- _GIVEN EXERCISE_
Scan the data that follows and count the lines with the string "preview"; answer with the count alone.

Stored data
######

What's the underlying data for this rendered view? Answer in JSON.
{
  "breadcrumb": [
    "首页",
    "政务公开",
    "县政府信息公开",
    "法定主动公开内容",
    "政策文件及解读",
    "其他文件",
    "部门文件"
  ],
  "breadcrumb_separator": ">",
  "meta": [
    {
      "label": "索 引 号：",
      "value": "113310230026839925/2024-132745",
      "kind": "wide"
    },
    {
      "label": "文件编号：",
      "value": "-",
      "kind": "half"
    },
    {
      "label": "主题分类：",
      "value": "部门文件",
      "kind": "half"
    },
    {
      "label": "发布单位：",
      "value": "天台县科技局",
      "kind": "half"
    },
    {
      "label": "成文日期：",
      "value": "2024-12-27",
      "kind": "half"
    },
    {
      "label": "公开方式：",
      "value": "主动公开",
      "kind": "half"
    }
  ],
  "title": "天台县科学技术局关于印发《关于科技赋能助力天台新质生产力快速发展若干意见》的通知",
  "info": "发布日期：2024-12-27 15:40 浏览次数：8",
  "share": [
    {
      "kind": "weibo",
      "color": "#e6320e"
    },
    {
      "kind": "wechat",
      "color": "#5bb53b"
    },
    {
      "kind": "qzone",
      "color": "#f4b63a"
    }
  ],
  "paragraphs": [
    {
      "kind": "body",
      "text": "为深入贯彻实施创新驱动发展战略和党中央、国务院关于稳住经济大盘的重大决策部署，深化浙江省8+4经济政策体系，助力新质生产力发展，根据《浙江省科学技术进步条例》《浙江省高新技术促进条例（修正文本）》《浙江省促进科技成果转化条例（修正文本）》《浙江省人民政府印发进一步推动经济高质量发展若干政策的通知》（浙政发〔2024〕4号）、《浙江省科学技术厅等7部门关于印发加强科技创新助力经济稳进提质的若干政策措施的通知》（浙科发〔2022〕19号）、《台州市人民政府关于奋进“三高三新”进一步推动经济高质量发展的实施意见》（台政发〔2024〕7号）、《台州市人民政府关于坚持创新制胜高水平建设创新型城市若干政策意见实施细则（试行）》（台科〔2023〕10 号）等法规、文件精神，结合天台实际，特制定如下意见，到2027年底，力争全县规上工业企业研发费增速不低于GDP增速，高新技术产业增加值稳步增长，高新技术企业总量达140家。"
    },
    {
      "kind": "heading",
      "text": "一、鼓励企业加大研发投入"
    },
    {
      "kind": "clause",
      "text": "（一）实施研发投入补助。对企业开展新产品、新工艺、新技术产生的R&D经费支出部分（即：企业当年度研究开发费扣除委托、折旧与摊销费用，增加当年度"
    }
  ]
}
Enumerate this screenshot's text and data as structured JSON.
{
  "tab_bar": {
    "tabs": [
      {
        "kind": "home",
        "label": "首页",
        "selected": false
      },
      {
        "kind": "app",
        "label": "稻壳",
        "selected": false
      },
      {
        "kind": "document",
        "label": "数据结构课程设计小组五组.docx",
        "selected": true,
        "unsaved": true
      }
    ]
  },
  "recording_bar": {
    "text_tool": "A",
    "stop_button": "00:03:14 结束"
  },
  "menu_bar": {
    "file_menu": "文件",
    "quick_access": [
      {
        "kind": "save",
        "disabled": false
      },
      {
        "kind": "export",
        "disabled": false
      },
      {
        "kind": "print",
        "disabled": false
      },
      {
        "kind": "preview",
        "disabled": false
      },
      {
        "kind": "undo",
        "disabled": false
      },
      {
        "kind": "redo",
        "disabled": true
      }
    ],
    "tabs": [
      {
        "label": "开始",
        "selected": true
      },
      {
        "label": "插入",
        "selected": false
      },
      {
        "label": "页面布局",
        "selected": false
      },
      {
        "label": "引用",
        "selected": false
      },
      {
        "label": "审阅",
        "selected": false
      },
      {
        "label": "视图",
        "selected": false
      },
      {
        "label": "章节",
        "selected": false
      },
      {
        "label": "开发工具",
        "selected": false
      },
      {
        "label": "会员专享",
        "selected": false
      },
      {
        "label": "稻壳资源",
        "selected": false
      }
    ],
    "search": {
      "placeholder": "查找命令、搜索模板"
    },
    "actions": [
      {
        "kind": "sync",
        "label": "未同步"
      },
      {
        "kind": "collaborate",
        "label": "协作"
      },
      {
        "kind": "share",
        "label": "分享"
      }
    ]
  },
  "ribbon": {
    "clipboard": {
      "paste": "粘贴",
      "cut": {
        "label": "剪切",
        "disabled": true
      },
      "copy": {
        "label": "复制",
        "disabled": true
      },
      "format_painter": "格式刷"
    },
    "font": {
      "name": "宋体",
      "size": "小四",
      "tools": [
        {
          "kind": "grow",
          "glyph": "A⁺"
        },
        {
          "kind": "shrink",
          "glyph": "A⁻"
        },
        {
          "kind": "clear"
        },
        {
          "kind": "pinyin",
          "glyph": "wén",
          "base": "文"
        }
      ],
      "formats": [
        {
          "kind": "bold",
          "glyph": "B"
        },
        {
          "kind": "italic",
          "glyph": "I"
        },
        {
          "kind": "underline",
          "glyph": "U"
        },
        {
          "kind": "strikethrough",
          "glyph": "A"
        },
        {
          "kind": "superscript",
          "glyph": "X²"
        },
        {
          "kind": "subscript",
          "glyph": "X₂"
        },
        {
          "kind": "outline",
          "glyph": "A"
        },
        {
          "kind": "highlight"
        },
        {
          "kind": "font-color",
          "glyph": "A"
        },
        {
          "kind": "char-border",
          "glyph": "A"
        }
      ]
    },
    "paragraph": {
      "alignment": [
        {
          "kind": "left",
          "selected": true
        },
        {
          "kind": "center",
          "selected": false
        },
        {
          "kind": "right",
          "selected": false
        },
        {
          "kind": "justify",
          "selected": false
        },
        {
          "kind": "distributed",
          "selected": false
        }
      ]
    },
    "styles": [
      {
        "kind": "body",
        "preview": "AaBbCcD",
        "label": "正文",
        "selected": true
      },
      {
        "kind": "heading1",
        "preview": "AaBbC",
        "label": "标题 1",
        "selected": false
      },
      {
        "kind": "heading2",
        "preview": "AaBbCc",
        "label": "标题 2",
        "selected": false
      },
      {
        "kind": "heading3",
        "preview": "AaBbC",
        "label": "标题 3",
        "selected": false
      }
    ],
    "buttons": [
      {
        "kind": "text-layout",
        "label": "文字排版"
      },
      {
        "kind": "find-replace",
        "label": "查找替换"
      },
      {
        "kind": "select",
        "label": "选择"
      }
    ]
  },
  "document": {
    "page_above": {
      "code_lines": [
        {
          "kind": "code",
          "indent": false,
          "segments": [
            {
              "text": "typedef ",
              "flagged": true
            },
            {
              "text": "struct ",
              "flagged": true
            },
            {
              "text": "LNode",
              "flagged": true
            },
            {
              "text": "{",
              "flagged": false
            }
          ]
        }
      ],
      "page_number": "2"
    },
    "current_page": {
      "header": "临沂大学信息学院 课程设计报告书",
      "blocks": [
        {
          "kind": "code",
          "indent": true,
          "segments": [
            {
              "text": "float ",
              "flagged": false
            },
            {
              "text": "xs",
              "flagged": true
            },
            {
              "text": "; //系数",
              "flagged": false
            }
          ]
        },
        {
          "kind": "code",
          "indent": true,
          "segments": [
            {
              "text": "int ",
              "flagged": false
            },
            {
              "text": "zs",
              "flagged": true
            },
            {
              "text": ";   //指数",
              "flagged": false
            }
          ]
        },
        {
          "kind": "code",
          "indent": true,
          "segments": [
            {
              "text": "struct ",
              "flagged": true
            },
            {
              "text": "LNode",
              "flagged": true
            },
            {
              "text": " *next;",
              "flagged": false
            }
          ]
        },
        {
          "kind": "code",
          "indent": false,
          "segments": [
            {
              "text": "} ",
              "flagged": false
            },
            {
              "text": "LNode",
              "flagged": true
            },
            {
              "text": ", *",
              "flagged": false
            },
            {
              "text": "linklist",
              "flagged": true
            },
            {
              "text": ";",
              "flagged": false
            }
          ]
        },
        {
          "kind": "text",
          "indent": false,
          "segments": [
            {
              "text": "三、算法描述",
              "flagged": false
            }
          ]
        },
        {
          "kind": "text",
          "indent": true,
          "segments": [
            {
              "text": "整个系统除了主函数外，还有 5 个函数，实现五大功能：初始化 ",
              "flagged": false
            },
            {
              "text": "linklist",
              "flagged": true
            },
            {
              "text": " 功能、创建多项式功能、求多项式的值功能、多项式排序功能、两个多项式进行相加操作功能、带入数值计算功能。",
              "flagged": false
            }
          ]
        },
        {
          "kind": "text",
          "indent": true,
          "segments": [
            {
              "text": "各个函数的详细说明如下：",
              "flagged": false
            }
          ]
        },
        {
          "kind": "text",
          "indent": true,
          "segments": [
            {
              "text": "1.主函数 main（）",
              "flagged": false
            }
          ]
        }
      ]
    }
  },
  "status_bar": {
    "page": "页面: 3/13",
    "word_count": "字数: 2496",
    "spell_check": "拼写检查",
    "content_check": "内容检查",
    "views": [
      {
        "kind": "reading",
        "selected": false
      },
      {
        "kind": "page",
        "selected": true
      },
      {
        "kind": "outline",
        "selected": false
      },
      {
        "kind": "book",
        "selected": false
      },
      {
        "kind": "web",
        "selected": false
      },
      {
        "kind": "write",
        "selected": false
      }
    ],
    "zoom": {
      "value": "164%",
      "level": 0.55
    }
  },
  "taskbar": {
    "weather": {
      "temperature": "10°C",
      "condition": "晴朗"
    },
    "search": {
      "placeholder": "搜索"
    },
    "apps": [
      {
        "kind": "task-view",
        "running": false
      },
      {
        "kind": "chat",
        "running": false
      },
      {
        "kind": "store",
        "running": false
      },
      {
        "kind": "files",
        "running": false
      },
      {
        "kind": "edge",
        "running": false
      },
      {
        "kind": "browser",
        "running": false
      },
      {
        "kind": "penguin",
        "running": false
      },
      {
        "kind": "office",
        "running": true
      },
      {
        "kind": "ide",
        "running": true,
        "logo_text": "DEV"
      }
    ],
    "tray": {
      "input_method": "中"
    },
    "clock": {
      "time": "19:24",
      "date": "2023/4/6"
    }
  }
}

######

- _COMPLETE OUTPUT_
5